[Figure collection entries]
━━━

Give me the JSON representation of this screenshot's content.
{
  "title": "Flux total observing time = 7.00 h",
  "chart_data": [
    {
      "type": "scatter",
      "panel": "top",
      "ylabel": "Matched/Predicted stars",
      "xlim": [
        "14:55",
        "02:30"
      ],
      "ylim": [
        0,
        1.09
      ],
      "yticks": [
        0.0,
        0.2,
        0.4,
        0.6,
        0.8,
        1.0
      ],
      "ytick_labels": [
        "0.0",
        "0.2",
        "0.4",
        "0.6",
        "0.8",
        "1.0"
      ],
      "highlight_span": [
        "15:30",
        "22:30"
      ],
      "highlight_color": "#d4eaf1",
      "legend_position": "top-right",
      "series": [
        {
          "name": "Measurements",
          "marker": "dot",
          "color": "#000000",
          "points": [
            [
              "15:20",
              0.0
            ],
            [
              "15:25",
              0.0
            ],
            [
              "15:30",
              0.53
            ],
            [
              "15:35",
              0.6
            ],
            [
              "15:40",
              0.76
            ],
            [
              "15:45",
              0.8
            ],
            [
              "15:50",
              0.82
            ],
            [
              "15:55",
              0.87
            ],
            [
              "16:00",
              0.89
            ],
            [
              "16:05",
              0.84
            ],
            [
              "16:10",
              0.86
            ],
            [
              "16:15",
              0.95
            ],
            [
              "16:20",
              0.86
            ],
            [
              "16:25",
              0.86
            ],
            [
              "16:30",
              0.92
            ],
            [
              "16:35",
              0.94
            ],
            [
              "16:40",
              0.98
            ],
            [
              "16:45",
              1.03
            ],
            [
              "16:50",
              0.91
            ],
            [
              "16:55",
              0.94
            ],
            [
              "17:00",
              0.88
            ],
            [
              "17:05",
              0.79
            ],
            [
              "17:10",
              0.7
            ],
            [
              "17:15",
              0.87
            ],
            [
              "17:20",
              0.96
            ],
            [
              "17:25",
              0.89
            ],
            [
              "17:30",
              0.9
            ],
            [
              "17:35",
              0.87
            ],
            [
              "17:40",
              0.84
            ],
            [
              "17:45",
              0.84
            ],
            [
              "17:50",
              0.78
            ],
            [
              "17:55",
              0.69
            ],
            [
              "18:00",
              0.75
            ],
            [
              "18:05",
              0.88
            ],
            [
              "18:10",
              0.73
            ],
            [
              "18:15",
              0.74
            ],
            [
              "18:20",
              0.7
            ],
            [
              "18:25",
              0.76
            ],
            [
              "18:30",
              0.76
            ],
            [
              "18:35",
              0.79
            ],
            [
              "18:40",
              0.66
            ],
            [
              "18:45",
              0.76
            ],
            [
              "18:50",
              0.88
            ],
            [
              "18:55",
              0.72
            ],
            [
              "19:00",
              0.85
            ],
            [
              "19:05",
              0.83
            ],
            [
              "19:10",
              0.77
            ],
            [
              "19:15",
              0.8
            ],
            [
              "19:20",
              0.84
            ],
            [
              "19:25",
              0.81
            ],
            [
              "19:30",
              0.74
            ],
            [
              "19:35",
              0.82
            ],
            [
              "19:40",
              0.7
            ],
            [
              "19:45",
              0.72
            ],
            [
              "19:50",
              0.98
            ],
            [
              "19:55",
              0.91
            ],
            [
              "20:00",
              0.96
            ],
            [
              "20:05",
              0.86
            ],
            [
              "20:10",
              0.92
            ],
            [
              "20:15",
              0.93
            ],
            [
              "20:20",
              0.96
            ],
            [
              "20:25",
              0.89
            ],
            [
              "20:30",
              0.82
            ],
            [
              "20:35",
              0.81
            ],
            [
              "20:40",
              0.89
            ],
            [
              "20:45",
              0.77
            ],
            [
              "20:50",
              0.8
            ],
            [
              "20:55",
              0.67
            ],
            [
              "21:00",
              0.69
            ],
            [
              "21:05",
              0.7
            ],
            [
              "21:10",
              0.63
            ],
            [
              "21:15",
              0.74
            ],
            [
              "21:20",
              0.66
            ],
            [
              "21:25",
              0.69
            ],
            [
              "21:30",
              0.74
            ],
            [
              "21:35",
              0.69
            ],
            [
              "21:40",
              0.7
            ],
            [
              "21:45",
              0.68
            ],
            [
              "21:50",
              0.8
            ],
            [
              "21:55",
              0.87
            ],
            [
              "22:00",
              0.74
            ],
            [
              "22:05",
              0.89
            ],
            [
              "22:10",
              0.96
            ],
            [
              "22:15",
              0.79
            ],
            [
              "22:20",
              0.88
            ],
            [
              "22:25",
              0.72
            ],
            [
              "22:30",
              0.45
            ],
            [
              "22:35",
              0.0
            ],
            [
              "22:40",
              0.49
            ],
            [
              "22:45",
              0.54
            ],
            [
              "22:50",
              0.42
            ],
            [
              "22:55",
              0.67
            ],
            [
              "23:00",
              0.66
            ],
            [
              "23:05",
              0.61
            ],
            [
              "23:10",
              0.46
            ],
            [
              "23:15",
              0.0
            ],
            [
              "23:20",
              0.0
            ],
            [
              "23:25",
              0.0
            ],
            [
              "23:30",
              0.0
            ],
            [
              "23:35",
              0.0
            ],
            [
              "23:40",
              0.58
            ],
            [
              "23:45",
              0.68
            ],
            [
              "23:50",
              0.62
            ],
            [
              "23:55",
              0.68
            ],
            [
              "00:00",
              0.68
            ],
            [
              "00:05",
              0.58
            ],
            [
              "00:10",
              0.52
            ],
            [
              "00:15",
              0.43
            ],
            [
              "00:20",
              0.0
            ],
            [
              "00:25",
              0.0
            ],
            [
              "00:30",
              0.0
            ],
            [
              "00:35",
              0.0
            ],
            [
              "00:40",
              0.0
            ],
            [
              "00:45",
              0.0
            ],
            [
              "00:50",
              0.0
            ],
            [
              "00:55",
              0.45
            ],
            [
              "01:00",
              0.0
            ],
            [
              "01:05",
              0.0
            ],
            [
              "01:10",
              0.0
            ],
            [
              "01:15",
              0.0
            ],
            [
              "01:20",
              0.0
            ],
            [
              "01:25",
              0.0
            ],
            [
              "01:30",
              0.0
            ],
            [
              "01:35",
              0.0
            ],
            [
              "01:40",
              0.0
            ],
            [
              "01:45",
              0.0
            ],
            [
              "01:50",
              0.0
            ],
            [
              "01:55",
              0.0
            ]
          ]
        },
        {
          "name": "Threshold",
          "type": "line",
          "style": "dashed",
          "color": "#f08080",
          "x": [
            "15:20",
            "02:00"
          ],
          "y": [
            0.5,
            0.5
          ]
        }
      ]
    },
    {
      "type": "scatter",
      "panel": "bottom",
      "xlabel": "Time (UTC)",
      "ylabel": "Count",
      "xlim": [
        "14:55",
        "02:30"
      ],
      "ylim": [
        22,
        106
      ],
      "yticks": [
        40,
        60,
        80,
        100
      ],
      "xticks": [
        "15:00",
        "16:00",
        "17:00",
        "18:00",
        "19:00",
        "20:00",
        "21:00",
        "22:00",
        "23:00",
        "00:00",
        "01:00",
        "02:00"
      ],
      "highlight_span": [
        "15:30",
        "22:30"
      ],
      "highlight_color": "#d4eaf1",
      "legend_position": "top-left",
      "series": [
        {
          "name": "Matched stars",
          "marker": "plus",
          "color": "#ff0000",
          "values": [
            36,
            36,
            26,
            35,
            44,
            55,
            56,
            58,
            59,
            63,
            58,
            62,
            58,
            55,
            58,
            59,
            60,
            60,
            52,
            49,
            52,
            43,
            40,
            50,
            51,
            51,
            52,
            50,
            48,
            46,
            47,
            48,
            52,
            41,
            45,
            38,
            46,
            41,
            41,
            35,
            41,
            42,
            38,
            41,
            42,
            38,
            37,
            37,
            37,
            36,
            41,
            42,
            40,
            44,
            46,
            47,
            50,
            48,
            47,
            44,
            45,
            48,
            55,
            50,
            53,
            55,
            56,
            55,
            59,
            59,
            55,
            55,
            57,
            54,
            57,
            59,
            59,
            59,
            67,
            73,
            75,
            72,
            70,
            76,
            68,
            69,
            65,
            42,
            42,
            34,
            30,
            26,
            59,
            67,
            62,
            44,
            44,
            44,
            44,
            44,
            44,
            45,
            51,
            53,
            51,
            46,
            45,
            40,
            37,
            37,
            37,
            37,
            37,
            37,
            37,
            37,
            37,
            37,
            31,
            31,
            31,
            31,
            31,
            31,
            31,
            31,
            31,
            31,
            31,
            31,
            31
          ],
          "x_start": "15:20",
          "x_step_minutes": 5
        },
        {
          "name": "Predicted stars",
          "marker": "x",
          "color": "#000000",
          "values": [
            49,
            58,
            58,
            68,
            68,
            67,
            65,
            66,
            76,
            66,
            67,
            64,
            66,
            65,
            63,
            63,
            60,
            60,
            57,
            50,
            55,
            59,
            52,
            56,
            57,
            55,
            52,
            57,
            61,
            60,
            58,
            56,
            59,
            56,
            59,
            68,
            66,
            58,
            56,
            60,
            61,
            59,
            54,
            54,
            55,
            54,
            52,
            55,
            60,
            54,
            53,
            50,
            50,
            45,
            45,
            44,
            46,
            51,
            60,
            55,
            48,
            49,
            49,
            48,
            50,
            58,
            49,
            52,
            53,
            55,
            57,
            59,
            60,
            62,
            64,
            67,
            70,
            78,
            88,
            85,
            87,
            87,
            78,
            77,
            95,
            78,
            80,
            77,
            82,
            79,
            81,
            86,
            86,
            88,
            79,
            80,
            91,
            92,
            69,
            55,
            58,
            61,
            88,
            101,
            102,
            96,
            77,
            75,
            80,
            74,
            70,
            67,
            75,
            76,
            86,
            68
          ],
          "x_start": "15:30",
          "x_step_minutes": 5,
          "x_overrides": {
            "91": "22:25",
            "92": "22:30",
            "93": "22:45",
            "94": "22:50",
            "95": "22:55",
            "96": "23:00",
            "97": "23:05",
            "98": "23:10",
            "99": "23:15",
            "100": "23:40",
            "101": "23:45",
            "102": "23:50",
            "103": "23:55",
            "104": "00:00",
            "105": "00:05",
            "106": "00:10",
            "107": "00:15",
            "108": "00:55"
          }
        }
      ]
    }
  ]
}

━━━

* Exercise directions *
Gather from the data above every line with the string "ylabel".

* Written answer *
      "ylabel": "Matched/Predicted stars",
      "ylabel": "Count",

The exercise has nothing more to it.